[Document extract]
»»
Miller: It’s not good. Historically, France has suffered through the Dreyfus Affair and the Vichy regime. Today, there appears to be an upswing in French anti-Semitism. Segments of the Muslim population certainly aren’t helping. The chief rabbi in Paris has advised Jewish boys not to wear yarmulkes in public because of the harassment they may face. The French government has started compiling statistics to measure what’s going on. Through the first eight months of this year, it recorded nearly 300 acts of anti-Semitism--mostly property damage, but also physical attacks. (There are probably many additional, unreported incidents.) Last fall, after the firebombing of a Jewish school, President Chirac said, “When a Jew is attacked in France, it is an attack on the whole of France.” That’s welcome rhetoric. And as they say, the first step is admitting you have a problem.

FP: Let’s say Bush wins the election and needs some advice on France. He calls you and tells you he is sick and tired with how the French are blocking American attempts to win the War on Terror and to consolidate democracy in Iraq. He asks you what you think he should do with U.S.-French relations. What do you tell him?

Miller: I’d tell the president to keep on doing what he’s done, which is essentially to ignore the French, or at least to ignore them when it becomes clear that they aren’t interested in cooperating on important international projects. It’s occasionally worth asking for France’s help and support, but never worth pleading for it. The fundamental error that many people make in assessing American relations with France--the error Our Oldest Enemy tries to correct--is believing that France is some foul-weather friend that has always stood by the United States. John Kerry falls into this trap whenever he speaks about the importance of “grand alliances” and the like. What he really means are alliances that include France, as if those that don’t include France aren’t legitimate.
««
[Set task 1]
Reproduce the passage of the interview excerpt on France starting with "Miller: It’s not" and going on through "have a problem.".
[Set task 2]
Render this sentence from the interview excerpt on France into Spanish: "It’s occasionally worth asking for France’s help and support, but never worth pleading for it."
[Set task 3]
Pick up the interview excerpt on France after its final sentence and carry it forward.

Stored data:
»»
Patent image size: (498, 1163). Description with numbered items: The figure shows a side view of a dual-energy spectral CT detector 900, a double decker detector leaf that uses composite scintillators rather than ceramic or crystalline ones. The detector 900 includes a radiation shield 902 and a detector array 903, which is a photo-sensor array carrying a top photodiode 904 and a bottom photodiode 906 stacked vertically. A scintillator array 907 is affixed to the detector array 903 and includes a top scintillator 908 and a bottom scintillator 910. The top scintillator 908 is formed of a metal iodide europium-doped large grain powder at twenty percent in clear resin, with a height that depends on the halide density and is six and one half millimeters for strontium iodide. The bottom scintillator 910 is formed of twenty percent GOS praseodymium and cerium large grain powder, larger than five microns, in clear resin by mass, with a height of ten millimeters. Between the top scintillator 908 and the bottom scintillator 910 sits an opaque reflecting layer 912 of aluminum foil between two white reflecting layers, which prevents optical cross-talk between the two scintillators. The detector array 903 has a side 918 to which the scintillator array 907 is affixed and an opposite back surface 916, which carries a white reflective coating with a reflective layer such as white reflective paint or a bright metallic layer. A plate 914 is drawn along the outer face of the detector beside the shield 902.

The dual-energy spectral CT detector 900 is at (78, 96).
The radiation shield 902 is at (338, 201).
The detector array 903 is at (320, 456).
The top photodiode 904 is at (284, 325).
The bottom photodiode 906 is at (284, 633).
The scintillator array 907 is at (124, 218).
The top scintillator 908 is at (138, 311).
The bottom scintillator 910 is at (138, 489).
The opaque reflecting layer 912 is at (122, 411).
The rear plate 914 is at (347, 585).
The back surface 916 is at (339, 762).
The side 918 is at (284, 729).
««
[Final result 1]
Miller: It’s not good. Historically, France has suffered through the Dreyfus Affair and the Vichy regime. Today, there appears to be an upswing in French anti-Semitism. Segments of the Muslim population certainly aren’t helping. The chief rabbi in Paris has advised Jewish boys not to wear yarmulkes in public because of the harassment they may face. The French government has started compiling statistics to measure what’s going on. Through the first eight months of this year, it recorded nearly 300 acts of anti-Semitism--mostly property damage, but also physical attacks. (There are probably many additional, unreported incidents.) Last fall, after the firebombing of a Jewish school, President Chirac said, “When a Jew is attacked in France, it is an attack on the whole of France.” That’s welcome rhetoric. And as they say, the first step is admitting you have a problem.

[Final result 2]
A veces vale la pena pedir la ayuda y el apoyo de Francia, pero nunca vale la pena suplicarlos.

[Final result 3]
The notion that France has ever been a steadfast ally is a pernicious myth that serves French interests, not American ones. If France were America’s oldest ally, it wouldn’t have backstabbed the colonists at the end of the American Revolution, become the first military foe of the United States (following the ratification of the Constitution), sought to split our nation in two during the Civil War, accommodated the Soviet Union during the Cold War, quit NATO in the 1960s, or harassed the Bush administration over Iraq. I’m reminded of an old saying, which is actually an old French saying, and I’d be sure to mention to President Bush if he were to honor me with a phone call: The more things change, the more they remain the same.

FP: Words of wisdom, thanks for joining Frontpage Interview Mr. Miller.

Miller: Thank you and adieu!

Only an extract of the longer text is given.